#### GIVEN TASK:
Copy every line from the material below that holds "handle".
——————
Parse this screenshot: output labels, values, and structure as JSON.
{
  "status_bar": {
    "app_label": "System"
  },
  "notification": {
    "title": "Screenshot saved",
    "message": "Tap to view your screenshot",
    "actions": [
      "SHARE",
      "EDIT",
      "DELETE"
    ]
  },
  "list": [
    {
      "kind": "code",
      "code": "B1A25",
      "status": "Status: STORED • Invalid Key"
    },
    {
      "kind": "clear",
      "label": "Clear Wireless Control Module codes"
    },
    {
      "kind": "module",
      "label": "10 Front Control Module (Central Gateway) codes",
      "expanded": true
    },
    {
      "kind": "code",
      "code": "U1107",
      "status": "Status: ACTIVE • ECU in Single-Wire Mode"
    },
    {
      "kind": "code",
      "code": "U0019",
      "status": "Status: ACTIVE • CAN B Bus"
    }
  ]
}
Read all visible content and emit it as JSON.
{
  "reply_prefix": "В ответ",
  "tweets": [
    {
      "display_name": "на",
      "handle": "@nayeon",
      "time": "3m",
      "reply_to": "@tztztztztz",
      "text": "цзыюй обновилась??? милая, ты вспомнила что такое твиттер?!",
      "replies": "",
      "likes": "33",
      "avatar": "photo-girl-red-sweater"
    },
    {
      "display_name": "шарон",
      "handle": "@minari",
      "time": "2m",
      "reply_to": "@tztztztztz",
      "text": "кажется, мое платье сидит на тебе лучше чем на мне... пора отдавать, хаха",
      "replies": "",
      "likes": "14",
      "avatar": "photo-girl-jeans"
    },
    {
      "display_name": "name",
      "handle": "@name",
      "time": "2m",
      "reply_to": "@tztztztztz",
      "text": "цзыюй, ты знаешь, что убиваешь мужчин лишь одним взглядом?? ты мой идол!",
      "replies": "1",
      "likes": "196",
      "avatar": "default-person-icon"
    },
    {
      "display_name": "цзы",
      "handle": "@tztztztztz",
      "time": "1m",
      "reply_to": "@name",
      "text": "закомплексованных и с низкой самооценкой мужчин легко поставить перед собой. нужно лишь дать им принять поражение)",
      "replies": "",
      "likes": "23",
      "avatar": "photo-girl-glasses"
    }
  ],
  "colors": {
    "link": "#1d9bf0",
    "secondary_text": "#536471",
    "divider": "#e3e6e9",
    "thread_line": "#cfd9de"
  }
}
——————
#### TASK SOLUTION:
      "handle": "@nayeon",
      "handle": "@minari",
      "handle": "@name",
      "handle": "@tztztztztz",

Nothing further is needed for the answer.